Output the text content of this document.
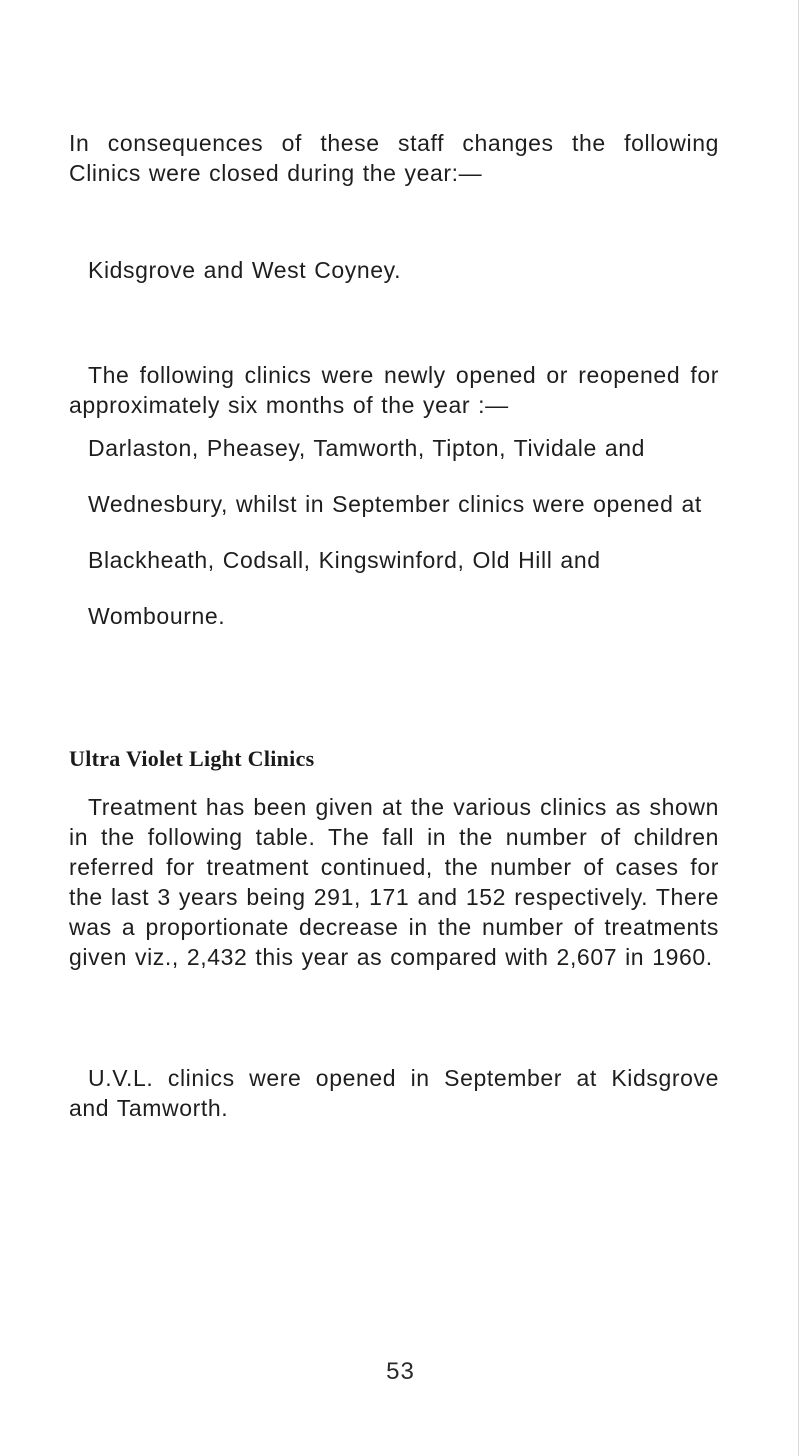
In consequences of these staff changes the following Clinics were closed during the year:—

Kidsgrove and West Coyney.

The following clinics were newly opened or reopened for approximately six months of the year :—

Darlaston, Pheasey, Tamworth, Tipton, Tividale and Wednesbury, whilst in September clinics were opened at Blackheath, Codsall, Kingswinford, Old Hill and Wombourne.

Ultra Violet Light Clinics

Treatment has been given at the various clinics as shown in the following table. The fall in the number of children referred for treatment continued, the number of cases for the last 3 years being 291, 171 and 152 respectively. There was a proportionate decrease in the number of treatments given viz., 2,432 this year as compared with 2,607 in 1960.

U.V.L. clinics were opened in September at Kidsgrove and Tamworth.

53
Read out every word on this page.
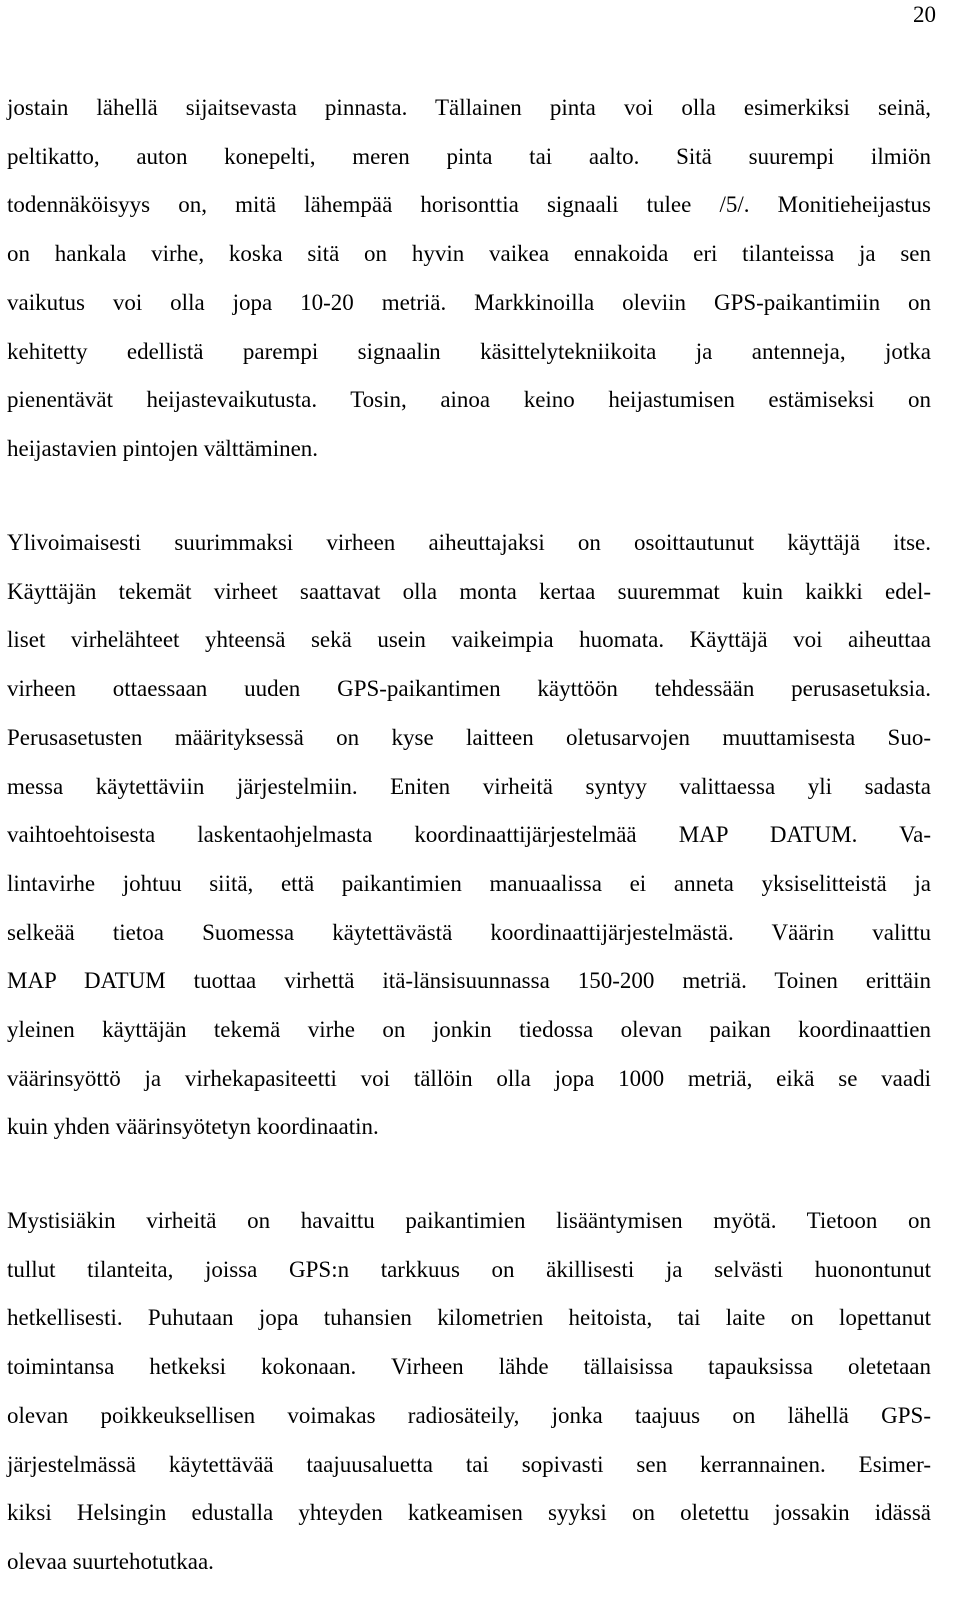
20
jostain lähellä sijaitsevasta pinnasta. Tällainen pinta voi olla esimerkiksi seinä,
peltikatto, auton konepelti, meren pinta tai aalto. Sitä suurempi ilmiön
todennäköisyys on, mitä lähempää horisonttia signaali tulee /5/. Monitieheijastus
on hankala virhe, koska sitä on hyvin vaikea ennakoida eri tilanteissa ja sen
vaikutus voi olla jopa 10-20 metriä. Markkinoilla oleviin GPS-paikantimiin on
kehitetty edellistä parempi signaalin käsittelytekniikoita ja antenneja, jotka
pienentävät heijastevaikutusta. Tosin, ainoa keino heijastumisen estämiseksi on
heijastavien pintojen välttäminen.
Ylivoimaisesti suurimmaksi virheen aiheuttajaksi on osoittautunut käyttäjä itse.
Käyttäjän tekemät virheet saattavat olla monta kertaa suuremmat kuin kaikki edel-
liset virhelähteet yhteensä sekä usein vaikeimpia huomata. Käyttäjä voi aiheuttaa
virheen ottaessaan uuden GPS-paikantimen käyttöön tehdessään perusasetuksia.
Perusasetusten määrityksessä on kyse laitteen oletusarvojen muuttamisesta Suo-
messa käytettäviin järjestelmiin. Eniten virheitä syntyy valittaessa yli sadasta
vaihtoehtoisesta laskentaohjelmasta koordinaattijärjestelmää MAP DATUM. Va-
lintavirhe johtuu siitä, että paikantimien manuaalissa ei anneta yksiselitteistä ja
selkeää tietoa Suomessa käytettävästä koordinaattijärjestelmästä. Väärin valittu
MAP DATUM tuottaa virhettä itä-länsisuunnassa 150-200 metriä. Toinen erittäin
yleinen käyttäjän tekemä virhe on jonkin tiedossa olevan paikan koordinaattien
väärinsyöttö ja virhekapasiteetti voi tällöin olla jopa 1000 metriä, eikä se vaadi
kuin yhden väärinsyötetyn koordinaatin.
Mystisiäkin virheitä on havaittu paikantimien lisääntymisen myötä. Tietoon on
tullut tilanteita, joissa GPS:n tarkkuus on äkillisesti ja selvästi huonontunut
hetkellisesti. Puhutaan jopa tuhansien kilometrien heitoista, tai laite on lopettanut
toimintansa hetkeksi kokonaan. Virheen lähde tällaisissa tapauksissa oletetaan
olevan poikkeuksellisen voimakas radiosäteily, jonka taajuus on lähellä GPS-
järjestelmässä käytettävää taajuusaluetta tai sopivasti sen kerrannainen. Esimer-
kiksi Helsingin edustalla yhteyden katkeamisen syyksi on oletettu jossakin idässä
olevaa suurtehotutkaa.
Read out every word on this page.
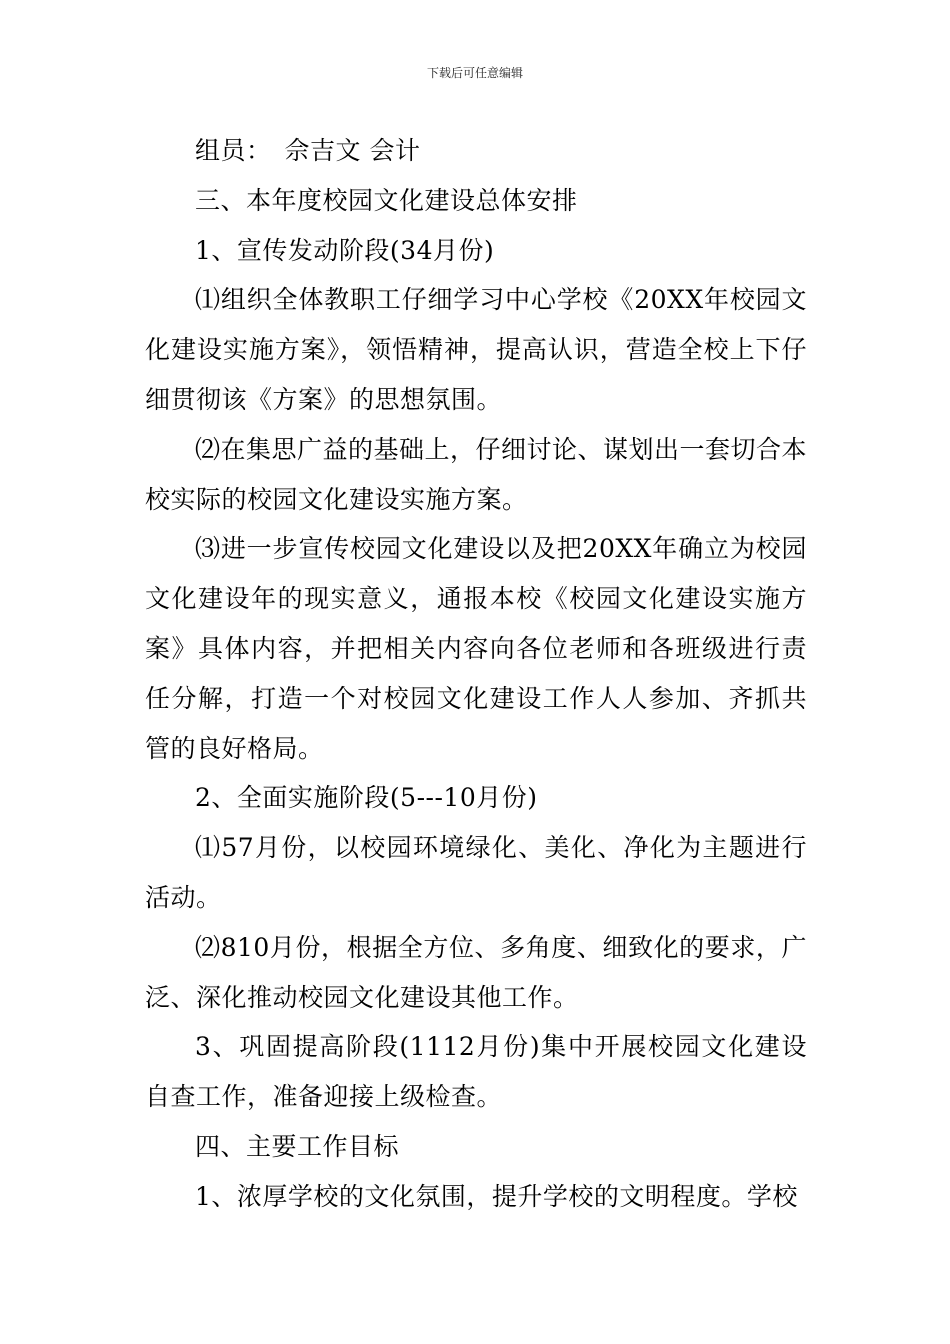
下载后可任意编辑

组员：　佘吉文 会计

三、本年度校园文化建设总体安排

1、宣传发动阶段(34月份)

⑴组织全体教职工仔细学习中心学校《20XX年校园文化建设实施方案》，领悟精神，提高认识，营造全校上下仔细贯彻该《方案》的思想氛围。

⑵在集思广益的基础上，仔细讨论、谋划出一套切合本校实际的校园文化建设实施方案。

⑶进一步宣传校园文化建设以及把20XX年确立为校园文化建设年的现实意义，通报本校《校园文化建设实施方案》具体内容，并把相关内容向各位老师和各班级进行责任分解，打造一个对校园文化建设工作人人参加、齐抓共管的良好格局。

2、全面实施阶段(5---10月份)

⑴57月份，以校园环境绿化、美化、净化为主题进行活动。

⑵810月份，根据全方位、多角度、细致化的要求，广泛、深化推动校园文化建设其他工作。

3、巩固提高阶段(1112月份)集中开展校园文化建设自查工作，准备迎接上级检查。

四、主要工作目标

1、浓厚学校的文化氛围，提升学校的文明程度。学校
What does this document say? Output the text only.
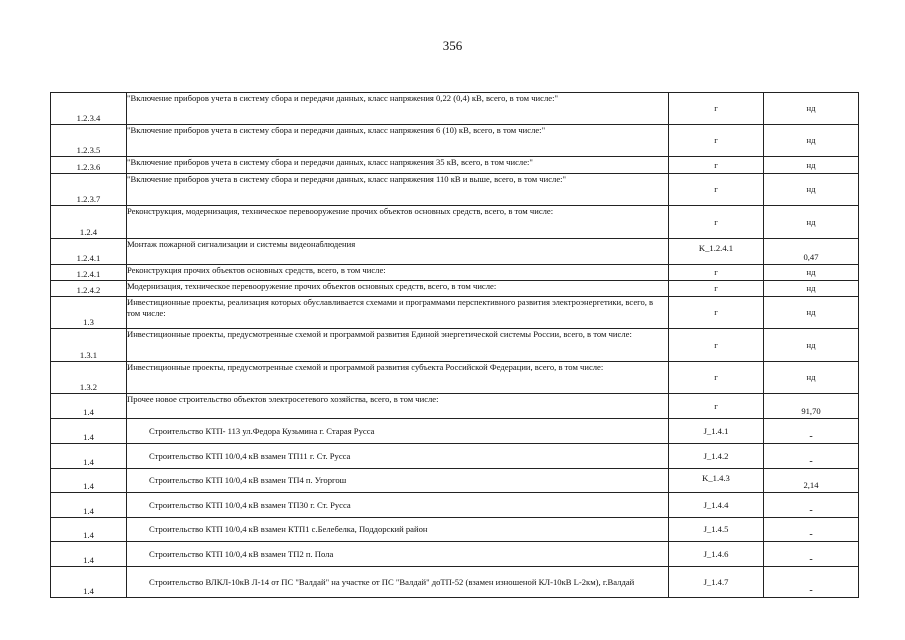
356
1.2.3.4	"Включение приборов учета в систему сбора и передачи данных, класс напряжения 0,22 (0,4) кВ, всего, в том числе:"	г	нд
1.2.3.5	"Включение приборов учета в систему сбора и передачи данных, класс напряжения 6 (10) кВ, всего, в том числе:"	г	нд
1.2.3.6	"Включение приборов учета в систему сбора и передачи данных, класс напряжения 35 кВ, всего, в том числе:"	г	нд
1.2.3.7	"Включение приборов учета в систему сбора и передачи данных, класс напряжения 110 кВ и выше, всего, в том числе:"	г	нд
1.2.4	Реконструкция, модернизация, техническое перевооружение прочих объектов основных средств, всего, в том числе:	г	нд
1.2.4.1	Монтаж пожарной сигнализации и системы видеонаблюдения	K_1.2.4.1	0,47
1.2.4.1	Реконструкция прочих объектов основных средств, всего, в том числе:	г	нд
1.2.4.2	Модернизация, техническое перевооружение прочих объектов основных средств, всего, в том числе:	г	нд
1.3	Инвестиционные проекты, реализация которых обуславливается схемами и программами перспективного развития электроэнергетики, всего, в том числе:	г	нд
1.3.1	Инвестиционные проекты, предусмотренные схемой и программой развития Единой энергетической системы России, всего, в том числе:	г	нд
1.3.2	Инвестиционные проекты, предусмотренные схемой и программой развития субъекта Российской Федерации, всего, в том числе:	г	нд
1.4	Прочее новое строительство объектов электросетевого хозяйства, всего, в том числе:	г	91,70
1.4	Строительство КТП- 113 ул.Федора Кузьмина г. Старая Русса	J_1.4.1	-
1.4	Строительство КТП 10/0,4 кВ взамен ТП11 г. Ст. Русса	J_1.4.2	-
1.4	Строительство КТП 10/0,4 кВ взамен ТП4 п. Угоргош	K_1.4.3	2,14
1.4	Строительство КТП 10/0,4 кВ взамен ТП30 г. Ст. Русса	J_1.4.4	-
1.4	Строительство КТП 10/0,4 кВ взамен КТП1 с.Белебелка, Поддорский район	J_1.4.5	-
1.4	Строительство КТП 10/0,4 кВ взамен ТП2 п. Пола	J_1.4.6	-
1.4	Строительство ВЛКЛ-10кВ Л-14 от ПС "Валдай" на участке от ПС "Валдай" доТП-52 (взамен изношеной КЛ-10кВ L-2км), г.Валдай	J_1.4.7	-
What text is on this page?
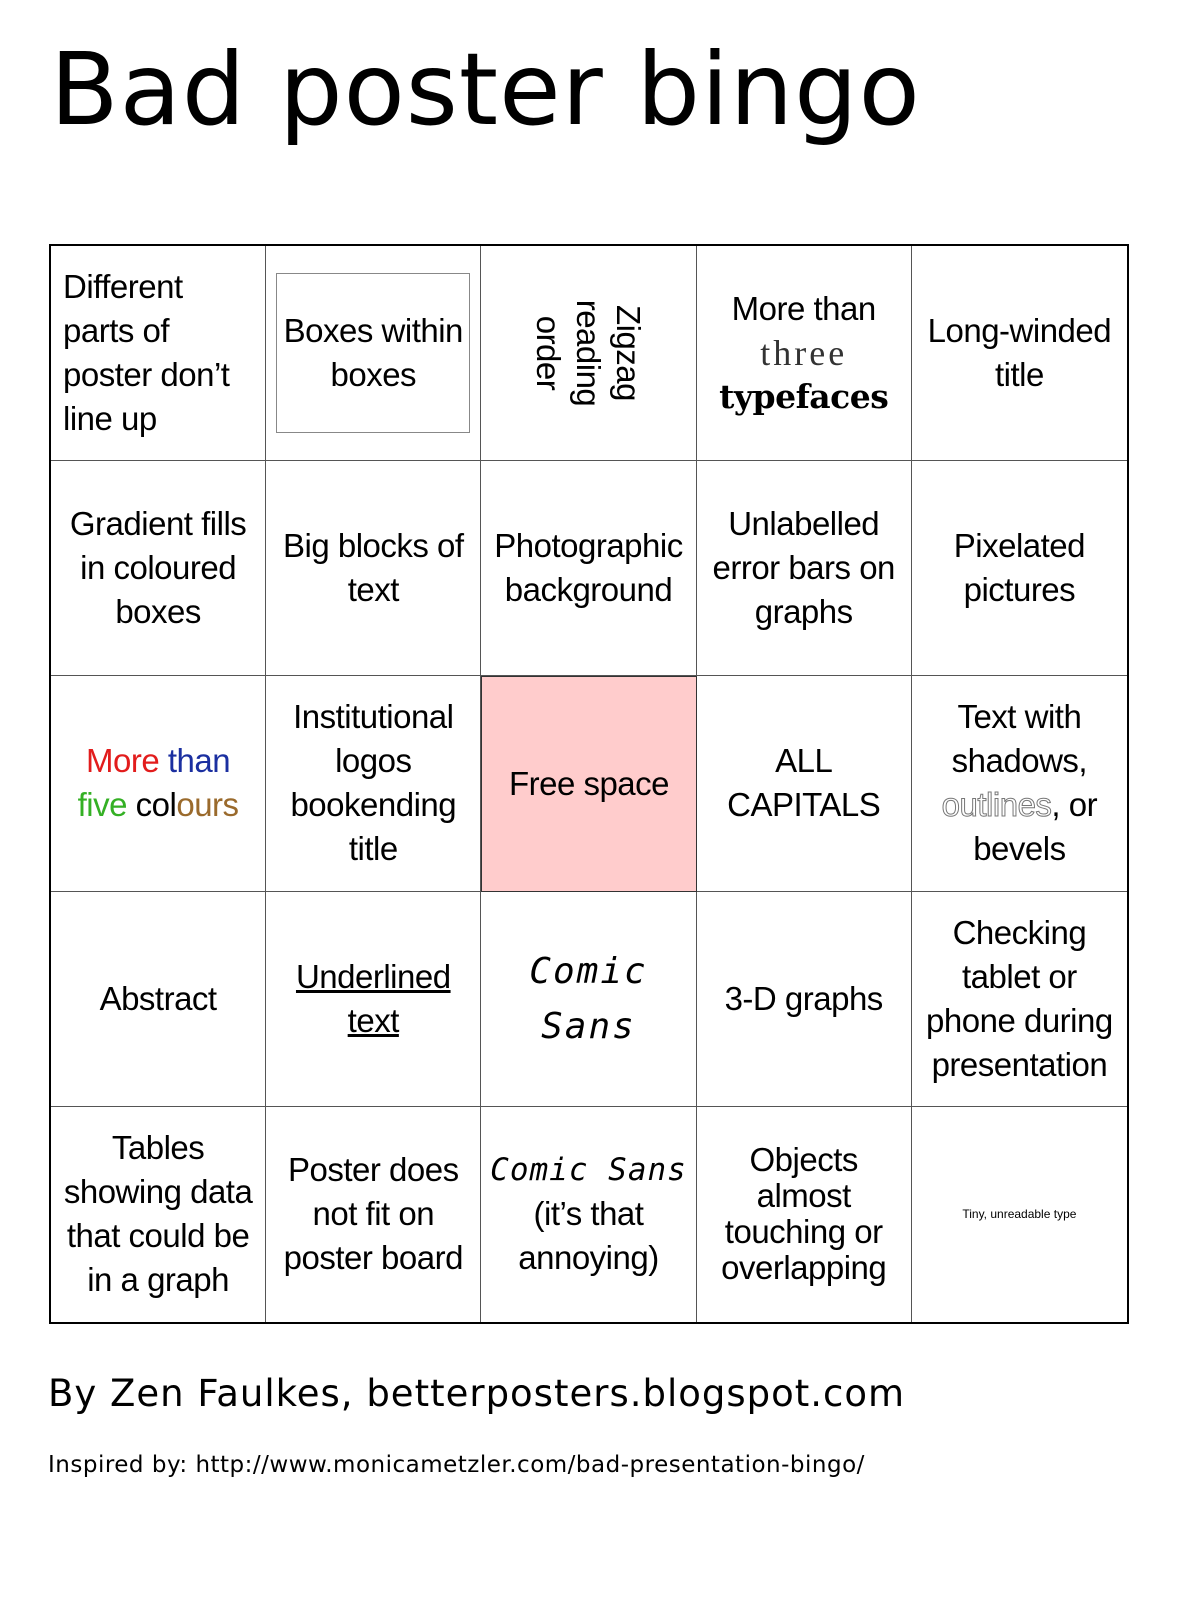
Bad poster bingo
Different parts of poster don’t line up
Boxes within boxes	Zigzag reading order
More than
three
typefaces
Long-winded title
Gradient fills in coloured boxes
Big blocks of text
Photographic background
Unlabelled error bars on graphs
Pixelated pictures
More than
five colours
Institutional logos bookending title
Free space
ALL CAPITALS
Text with shadows,
outlines, or bevels
Abstract
Underlined text
Comic Sans
3-D graphs
Checking tablet or phone during presentation
Tables showing data that could be in a graph
Poster does not fit on poster board
Comic Sans
(it’s that annoying)
Objects almost touching or overlapping
Tiny, unreadable type
By Zen Faulkes, betterposters.blogspot.com
Inspired by: http://www.monicametzler.com/bad-presentation-bingo/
_ _ _
Goal ::
Copy, from the material, each line that holds the string "olla".

Exercise output ::
jostain lähellä sijaitsevasta pinnasta. Tällainen pinta voi olla esimerkiksi seinä,
vaikutus voi olla jopa 10-20 metriä. Markkinoilla oleviin GPS-paikantimiin on
Käyttäjän tekemät virheet saattavat olla monta kertaa suuremmat kuin kaikki edel-
väärinsyöttö ja virhekapasiteetti voi tällöin olla jopa 1000 metriä, eikä se vaadi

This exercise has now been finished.